PROMPT 1: Which high school did Jo Fletcher attend, according to the Jo Fletcher profile?

PAGE:
════
Jo Fletcher

Personal information
- Full name: Josephine Julia Fletcher
- Date of birth: 31 December 1980 (age 45)
- Place of birth: Chester, England
- Height: 5 ft 8 in (1.73 m)
- Position: Goalkeeper

Team information
- Current team: Watford

Youth career
- Tranmere Rovers

College career
- Years: Team / Apps / (Gls)
- 1999–2000: Kentucky Wildcats
- 2001–2002: Oregon State Beavers / 39 / (0)

Senior career*
- Years: Team / Apps / (Gls)
- 1997–1998: Everton
- 1998–1999: Liverpool
- 2002–2003: Tranmere Rovers / 22 / (1)
- 2003–2004: Doncaster Rovers Belles
- 2004–2006: Birmingham City
- 2006–2007: Charlton Athletic
- 2009: Lincoln / 1 / (0)
- 2017–: Watford

International career^{‡}
- 2005: England / 9 / (0)

= Jo Fletcher =

English footballer

Josephine Julia Fletcher (born 31 December 1980) is an English footballer who plays as a goalkeeper for Watford. She played at full international level for England. She hails from Malpas, Cheshire and attended Bishop Heber High School.

==Club career==
Fletcher joined Tranmere Rovers Ladies as an under–18 player. In summer 1998 she left FA Women's Premier League champions Everton for local rivals Liverpool.

Fletcher spent the US 2001 and 2002 seasons playing for Oregon State in the Pac-10 league, playing 39 times In January 2003 she was selected as available to be drafted at the 2003 Women's United Soccer Association player draft.

On returning to England, she re-joined Tranmere Rovers Ladies, where she was coached by Tranmere Rovers' keeper John Achterberg.
════
RECORD LIST:
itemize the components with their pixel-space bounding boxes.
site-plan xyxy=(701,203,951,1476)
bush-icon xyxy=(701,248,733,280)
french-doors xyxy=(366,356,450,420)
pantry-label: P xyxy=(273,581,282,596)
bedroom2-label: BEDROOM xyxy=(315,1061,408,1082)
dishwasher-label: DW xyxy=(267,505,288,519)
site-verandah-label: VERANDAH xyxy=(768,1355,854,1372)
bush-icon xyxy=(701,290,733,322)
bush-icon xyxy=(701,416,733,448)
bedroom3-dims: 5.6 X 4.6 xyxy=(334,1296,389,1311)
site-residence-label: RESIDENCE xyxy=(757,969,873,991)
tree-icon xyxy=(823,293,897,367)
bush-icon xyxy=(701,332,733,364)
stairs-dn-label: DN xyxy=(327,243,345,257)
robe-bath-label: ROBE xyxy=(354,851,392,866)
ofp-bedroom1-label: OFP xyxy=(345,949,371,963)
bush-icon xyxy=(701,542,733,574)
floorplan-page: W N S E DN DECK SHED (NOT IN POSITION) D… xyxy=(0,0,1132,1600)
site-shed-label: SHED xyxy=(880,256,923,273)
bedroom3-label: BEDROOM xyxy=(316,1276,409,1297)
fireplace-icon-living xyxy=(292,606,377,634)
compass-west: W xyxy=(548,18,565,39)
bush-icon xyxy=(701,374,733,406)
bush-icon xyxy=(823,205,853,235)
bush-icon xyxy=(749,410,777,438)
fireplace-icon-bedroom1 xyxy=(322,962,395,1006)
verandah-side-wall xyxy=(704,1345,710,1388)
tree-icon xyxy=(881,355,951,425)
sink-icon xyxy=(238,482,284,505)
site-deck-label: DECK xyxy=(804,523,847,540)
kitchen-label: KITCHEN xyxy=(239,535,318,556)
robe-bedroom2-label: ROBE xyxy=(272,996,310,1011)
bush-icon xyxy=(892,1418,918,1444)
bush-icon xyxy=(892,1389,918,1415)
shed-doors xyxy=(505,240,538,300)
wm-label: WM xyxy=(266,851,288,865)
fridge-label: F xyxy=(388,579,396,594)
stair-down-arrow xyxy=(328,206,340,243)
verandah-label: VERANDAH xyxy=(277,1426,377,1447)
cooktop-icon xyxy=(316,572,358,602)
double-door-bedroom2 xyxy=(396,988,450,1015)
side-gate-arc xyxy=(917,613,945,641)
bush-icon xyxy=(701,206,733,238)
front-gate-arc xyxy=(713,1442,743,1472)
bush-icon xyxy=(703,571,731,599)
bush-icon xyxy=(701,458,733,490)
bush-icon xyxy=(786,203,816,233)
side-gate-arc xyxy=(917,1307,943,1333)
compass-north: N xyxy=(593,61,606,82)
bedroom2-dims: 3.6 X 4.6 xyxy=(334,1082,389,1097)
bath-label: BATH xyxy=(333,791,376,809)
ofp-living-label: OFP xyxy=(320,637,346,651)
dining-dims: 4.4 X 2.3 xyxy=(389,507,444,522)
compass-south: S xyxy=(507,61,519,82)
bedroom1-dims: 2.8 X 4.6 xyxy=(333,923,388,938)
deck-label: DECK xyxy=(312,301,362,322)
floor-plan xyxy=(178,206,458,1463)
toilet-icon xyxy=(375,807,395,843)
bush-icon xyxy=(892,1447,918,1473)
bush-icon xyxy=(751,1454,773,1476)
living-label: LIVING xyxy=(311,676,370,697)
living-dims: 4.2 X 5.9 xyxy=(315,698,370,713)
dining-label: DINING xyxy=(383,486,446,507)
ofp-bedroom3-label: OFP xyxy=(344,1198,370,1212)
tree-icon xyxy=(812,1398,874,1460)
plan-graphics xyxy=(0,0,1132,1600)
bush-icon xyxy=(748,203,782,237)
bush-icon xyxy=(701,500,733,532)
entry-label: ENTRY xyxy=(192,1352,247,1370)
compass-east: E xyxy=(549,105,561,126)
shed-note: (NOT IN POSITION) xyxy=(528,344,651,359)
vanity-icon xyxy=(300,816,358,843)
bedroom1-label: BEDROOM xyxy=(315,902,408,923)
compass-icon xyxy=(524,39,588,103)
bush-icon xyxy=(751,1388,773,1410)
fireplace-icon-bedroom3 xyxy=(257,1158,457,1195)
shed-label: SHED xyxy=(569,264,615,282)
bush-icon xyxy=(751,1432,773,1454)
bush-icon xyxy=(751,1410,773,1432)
════
PROMPT 2: Please copy out the entries word for word, from their first line up to and including the line that contains "fireplace-icon-bedroom1 xyxy=(322,962,395,1006)".

COMPLETE ANSWER 1: Bishop Heber High School

COMPLETE ANSWER 2:
itemize the components with their pixel-space bounding boxes.
site-plan xyxy=(701,203,951,1476)
bush-icon xyxy=(701,248,733,280)
french-doors xyxy=(366,356,450,420)
pantry-label: P xyxy=(273,581,282,596)
bedroom2-label: BEDROOM xyxy=(315,1061,408,1082)
dishwasher-label: DW xyxy=(267,505,288,519)
site-verandah-label: VERANDAH xyxy=(768,1355,854,1372)
bush-icon xyxy=(701,290,733,322)
bush-icon xyxy=(701,416,733,448)
bedroom3-dims: 5.6 X 4.6 xyxy=(334,1296,389,1311)
site-residence-label: RESIDENCE xyxy=(757,969,873,991)
tree-icon xyxy=(823,293,897,367)
bush-icon xyxy=(701,332,733,364)
stairs-dn-label: DN xyxy=(327,243,345,257)
robe-bath-label: ROBE xyxy=(354,851,392,866)
ofp-bedroom1-label: OFP xyxy=(345,949,371,963)
bush-icon xyxy=(701,542,733,574)
floorplan-page: W N S E DN DECK SHED (NOT IN POSITION) D… xyxy=(0,0,1132,1600)
site-shed-label: SHED xyxy=(880,256,923,273)
bedroom3-label: BEDROOM xyxy=(316,1276,409,1297)
fireplace-icon-living xyxy=(292,606,377,634)
compass-west: W xyxy=(548,18,565,39)
bush-icon xyxy=(701,374,733,406)
bush-icon xyxy=(823,205,853,235)
bush-icon xyxy=(749,410,777,438)
fireplace-icon-bedroom1 xyxy=(322,962,395,1006)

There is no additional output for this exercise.